# INSTRUÇÕES:
[1] De acordo com o texto selecionado, que meios de transporte circulam em Gili Air?
[2] Transcreva do texto selecionado todo o trecho que começa em "Estar com tartarugas" e segue até "ofereciam essa possibilidade.", sem qualquer alteração.

Depois de lhe recordarmos que as mamãs tartarugas depositam dezenas de ovos num buraco na areia e não esperam que os seus filhotes saiam dos ovos, a Pikitim insistiu em organizar a Natureza como ela acha que faz sentido: “Na verdade, a mamã destas tartarugas também deve estar preocupada com os seus filhotes, porque não sabe que eles estão aqui, a ser bem tratados”, concluiu.
Para a Pikitim, o CECT passou a ser o “hospital das tartarugas”, por ali haver algumas, já maiores, que se encontravam a recuperar de ferimentos ou doenças. “Recolhemos ovos e deixamos as tartarugas crescer antes de as lançarmos de novo no mar; mas também recolhemos as tartarugas que são apanhadas acidentalmente nas redes dos pescadores e ficam feridas”, explicou Made, funcionário do centro. A “maternidade”, essa, estava nas ilhas Gili.
Em Gili Meno, resultado da iniciativa individual de um homem chamado Bolong, centenas de pequenas tartarugas são preservadas dos predadores e da poluição, para serem lançadas ao mar quando possuírem reais hipóteses de sobreviver. Fomos conhecer este “Santuário das Tartarugas” durante um passeio de barco efetuado a partir de Gili Air, uma minúscula ilhota com pouco mais de 1.500 habitantes, onde pretendíamos ficar apenas três ou quatro dias e acabamos por ficar dez.
Estar com tartarugas na praia era, aliás, um dos principais motivos porque rumámos a Gili Air. E assim foi. Pode não haver tantas tartarugas como há vinte anos – por isso o governo indonésio, com a ajuda do World Wildlife Fund, estabeleceu leis e criou lugares como o CETC para garantir a preservação de espécies ameaçadas. A Pikitim já tinha “encontrado o Nemo” e visto peixinhos coloridos, mas faltava-lhe encontrar tartarugas em alto mar. E as três ilhas Gili ofereciam essa possibilidade.
Se Gili Meno é a mais pequena e menos desenvolvida e Gili Trawagan a mais sofisticada, festeira e turística, Gili Air situa-se a meio caminho entre ambas. Foi, por isso a nossa escolha.
É fácil apaixonarmo-nos por Gili Air e a Pikitim foi das primeiras a cair de amores. Os bungalows onde nos alojámos eram “casinhas muito engraçadas, que têm o telhado até ao chão”. São os lumbungs, inicialmente usados pelos, os habitantes originários de Lombok – sasak – para recolher cereais mas cuja arquitetura rapidamente proliferou pela ilha. E não há estradas alcatroadas, nem barulhos de motos ou de carros. Em Gili Air só circulam carroças e bicicletas: “Assim é muito mais tranquilo atravessar a estrada. Em Portugal também podia ser assim, não achas?”, disparou a Pikitim.

# DADOS FORNECIDOS:
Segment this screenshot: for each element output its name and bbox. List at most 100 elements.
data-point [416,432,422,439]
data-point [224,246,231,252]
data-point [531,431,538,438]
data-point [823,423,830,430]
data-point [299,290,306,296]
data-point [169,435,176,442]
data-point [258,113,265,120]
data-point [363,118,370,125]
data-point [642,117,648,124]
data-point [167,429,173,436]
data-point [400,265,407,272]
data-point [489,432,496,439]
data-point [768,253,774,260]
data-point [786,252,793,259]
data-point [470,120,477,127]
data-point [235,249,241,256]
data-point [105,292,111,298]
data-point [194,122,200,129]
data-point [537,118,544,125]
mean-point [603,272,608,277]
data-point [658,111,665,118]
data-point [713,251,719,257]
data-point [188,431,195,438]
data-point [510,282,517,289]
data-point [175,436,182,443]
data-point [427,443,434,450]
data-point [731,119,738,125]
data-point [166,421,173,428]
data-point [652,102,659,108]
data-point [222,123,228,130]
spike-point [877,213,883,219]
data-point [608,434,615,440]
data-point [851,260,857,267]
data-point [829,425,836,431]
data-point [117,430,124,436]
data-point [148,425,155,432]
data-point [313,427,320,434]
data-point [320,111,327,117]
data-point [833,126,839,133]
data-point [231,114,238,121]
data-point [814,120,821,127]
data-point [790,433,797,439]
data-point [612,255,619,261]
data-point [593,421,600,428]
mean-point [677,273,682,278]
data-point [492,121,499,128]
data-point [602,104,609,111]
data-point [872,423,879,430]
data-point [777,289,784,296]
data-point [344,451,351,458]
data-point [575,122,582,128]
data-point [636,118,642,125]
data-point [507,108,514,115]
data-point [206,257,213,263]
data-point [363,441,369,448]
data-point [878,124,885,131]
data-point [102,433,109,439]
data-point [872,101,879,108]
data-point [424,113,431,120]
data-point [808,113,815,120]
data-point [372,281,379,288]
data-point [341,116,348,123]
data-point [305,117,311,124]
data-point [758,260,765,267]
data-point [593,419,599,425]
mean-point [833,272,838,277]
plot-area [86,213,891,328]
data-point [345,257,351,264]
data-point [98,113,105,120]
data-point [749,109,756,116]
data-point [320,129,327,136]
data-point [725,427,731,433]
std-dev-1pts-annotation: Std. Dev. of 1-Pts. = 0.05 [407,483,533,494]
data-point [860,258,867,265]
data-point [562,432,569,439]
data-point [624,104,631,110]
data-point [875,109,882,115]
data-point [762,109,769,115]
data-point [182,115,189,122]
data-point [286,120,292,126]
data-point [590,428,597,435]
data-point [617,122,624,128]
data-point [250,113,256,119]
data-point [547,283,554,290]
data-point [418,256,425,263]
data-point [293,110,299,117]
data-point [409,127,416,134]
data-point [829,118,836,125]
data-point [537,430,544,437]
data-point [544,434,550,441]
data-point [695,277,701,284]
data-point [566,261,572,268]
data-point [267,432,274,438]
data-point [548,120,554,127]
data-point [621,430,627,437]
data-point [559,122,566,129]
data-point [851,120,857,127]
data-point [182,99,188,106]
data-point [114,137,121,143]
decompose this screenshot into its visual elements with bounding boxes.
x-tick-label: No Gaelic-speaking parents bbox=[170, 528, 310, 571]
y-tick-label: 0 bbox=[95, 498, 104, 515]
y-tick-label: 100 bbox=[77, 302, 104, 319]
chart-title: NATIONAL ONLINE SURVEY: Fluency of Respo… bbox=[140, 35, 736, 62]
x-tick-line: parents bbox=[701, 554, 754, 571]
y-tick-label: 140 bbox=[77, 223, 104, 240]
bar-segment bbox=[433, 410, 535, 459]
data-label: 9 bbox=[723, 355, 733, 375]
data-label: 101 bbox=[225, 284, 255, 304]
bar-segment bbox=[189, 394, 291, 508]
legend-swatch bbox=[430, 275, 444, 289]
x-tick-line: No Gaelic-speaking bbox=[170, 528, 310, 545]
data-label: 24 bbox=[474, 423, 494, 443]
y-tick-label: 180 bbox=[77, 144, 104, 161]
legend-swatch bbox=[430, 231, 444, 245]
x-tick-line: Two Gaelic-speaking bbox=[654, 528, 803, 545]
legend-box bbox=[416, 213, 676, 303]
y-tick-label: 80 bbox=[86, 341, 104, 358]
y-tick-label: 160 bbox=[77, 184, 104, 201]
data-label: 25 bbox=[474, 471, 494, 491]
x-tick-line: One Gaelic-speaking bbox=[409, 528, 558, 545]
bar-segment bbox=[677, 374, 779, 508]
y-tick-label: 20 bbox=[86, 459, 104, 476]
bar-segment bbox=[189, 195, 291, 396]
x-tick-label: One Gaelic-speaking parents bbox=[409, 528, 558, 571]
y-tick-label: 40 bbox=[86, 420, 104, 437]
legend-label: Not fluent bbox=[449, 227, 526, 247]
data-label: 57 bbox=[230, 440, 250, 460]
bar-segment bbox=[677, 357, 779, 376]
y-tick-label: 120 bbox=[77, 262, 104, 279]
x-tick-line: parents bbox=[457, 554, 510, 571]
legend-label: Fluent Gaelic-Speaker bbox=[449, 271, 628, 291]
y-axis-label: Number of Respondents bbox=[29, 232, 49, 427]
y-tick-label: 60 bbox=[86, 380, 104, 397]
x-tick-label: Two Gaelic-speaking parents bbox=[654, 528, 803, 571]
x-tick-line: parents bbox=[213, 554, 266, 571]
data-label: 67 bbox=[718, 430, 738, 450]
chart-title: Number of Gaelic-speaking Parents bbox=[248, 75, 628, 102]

# RESPOSTAS ESCRITAS:
[1] Em Gili Air só circulam carroças e bicicletas.

[2]
Estar com tartarugas na praia era, aliás, um dos principais motivos porque rumámos a Gili Air. E assim foi. Pode não haver tantas tartarugas como há vinte anos – por isso o governo indonésio, com a ajuda do World Wildlife Fund, estabeleceu leis e criou lugares como o CETC para garantir a preservação de espécies ameaçadas. A Pikitim já tinha “encontrado o Nemo” e visto peixinhos coloridos, mas faltava-lhe encontrar tartarugas em alto mar. E as três ilhas Gili ofereciam essa possibilidade.